(Element location data)

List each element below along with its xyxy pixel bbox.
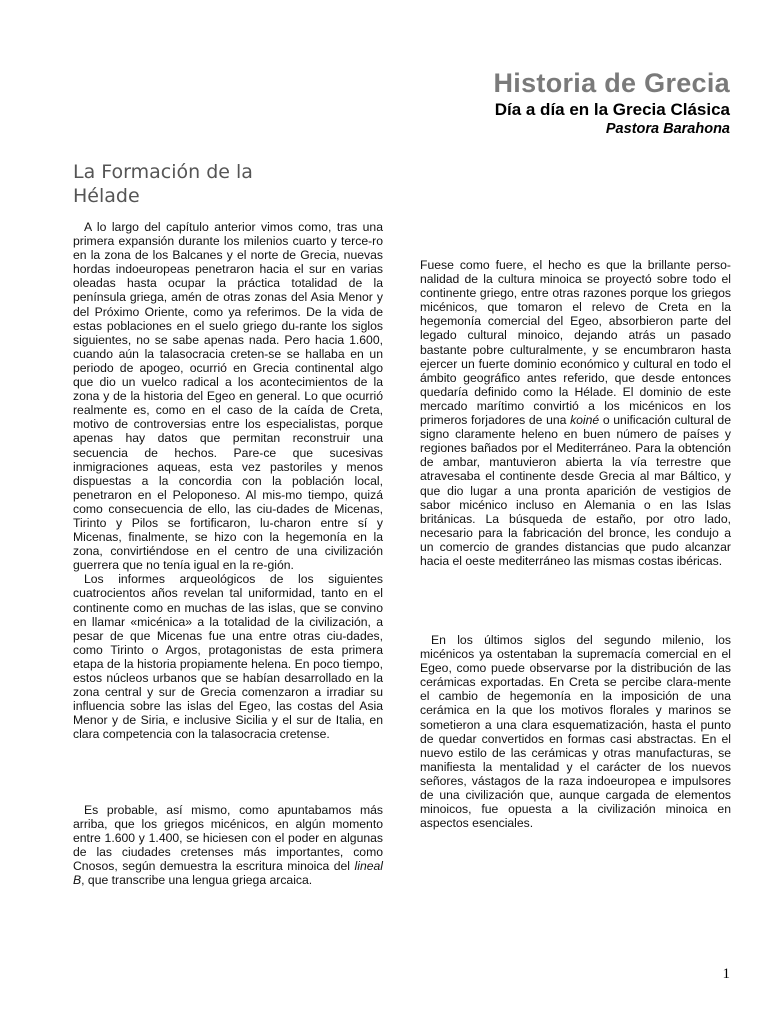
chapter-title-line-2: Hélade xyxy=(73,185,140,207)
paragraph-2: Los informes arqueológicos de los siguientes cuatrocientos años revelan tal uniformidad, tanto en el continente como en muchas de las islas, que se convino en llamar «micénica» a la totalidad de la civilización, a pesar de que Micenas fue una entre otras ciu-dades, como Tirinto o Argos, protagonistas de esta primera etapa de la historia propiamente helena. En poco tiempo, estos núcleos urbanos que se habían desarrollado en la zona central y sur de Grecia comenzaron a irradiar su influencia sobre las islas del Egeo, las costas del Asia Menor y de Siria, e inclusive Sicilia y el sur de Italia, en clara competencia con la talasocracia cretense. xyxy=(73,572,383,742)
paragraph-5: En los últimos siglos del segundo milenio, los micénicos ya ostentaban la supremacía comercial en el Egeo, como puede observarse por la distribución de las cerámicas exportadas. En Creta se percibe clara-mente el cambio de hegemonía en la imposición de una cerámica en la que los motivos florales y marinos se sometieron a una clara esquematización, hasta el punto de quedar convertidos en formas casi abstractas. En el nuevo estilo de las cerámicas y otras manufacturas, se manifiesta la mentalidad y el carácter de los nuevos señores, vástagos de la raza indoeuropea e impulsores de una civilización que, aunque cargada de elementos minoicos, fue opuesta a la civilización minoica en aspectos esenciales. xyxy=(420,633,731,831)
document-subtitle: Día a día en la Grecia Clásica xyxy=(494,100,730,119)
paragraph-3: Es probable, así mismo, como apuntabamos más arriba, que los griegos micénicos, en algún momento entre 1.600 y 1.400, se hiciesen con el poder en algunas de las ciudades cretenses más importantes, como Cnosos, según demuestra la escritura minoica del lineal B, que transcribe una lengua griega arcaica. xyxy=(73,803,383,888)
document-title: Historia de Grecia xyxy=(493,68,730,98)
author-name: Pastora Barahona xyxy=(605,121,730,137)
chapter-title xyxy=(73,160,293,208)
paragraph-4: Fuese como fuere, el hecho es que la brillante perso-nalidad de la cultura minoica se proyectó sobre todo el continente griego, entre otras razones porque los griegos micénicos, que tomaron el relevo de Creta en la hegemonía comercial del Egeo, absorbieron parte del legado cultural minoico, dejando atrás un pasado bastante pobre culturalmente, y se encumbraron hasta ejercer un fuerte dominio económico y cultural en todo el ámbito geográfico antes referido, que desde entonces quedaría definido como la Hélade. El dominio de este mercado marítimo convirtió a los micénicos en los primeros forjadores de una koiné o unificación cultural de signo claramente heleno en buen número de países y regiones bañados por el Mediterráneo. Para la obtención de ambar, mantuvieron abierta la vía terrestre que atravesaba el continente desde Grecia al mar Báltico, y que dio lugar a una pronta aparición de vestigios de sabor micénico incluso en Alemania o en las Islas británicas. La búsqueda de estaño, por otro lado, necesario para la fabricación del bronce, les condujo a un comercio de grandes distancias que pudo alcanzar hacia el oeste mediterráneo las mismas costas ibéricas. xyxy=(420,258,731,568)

▸ GIVEN EXERCISE
Reproduce the lines from the one containing "chapter-title-line-2: Hélade xyxy=(73,185,140,207)" through the one containing "paragraph-2: Los informes", including both of those lines.

▸ WORKED ANSWER
chapter-title-line-2: Hélade xyxy=(73,185,140,207)
paragraph-2: Los informes arqueológicos de los siguientes cuatrocientos años revelan tal uniformidad, tanto en el continente como en muchas de las islas, que se convino en llamar «micénica» a la totalidad de la civilización, a pesar de que Micenas fue una entre otras ciu-dades, como Tirinto o Argos, protagonistas de esta primera etapa de la historia propiamente helena. En poco tiempo, estos núcleos urbanos que se habían desarrollado en la zona central y sur de Grecia comenzaron a irradiar su influencia sobre las islas del Egeo, las costas del Asia Menor y de Siria, e inclusive Sicilia y el sur de Italia, en clara competencia con la talasocracia cretense. xyxy=(73,572,383,742)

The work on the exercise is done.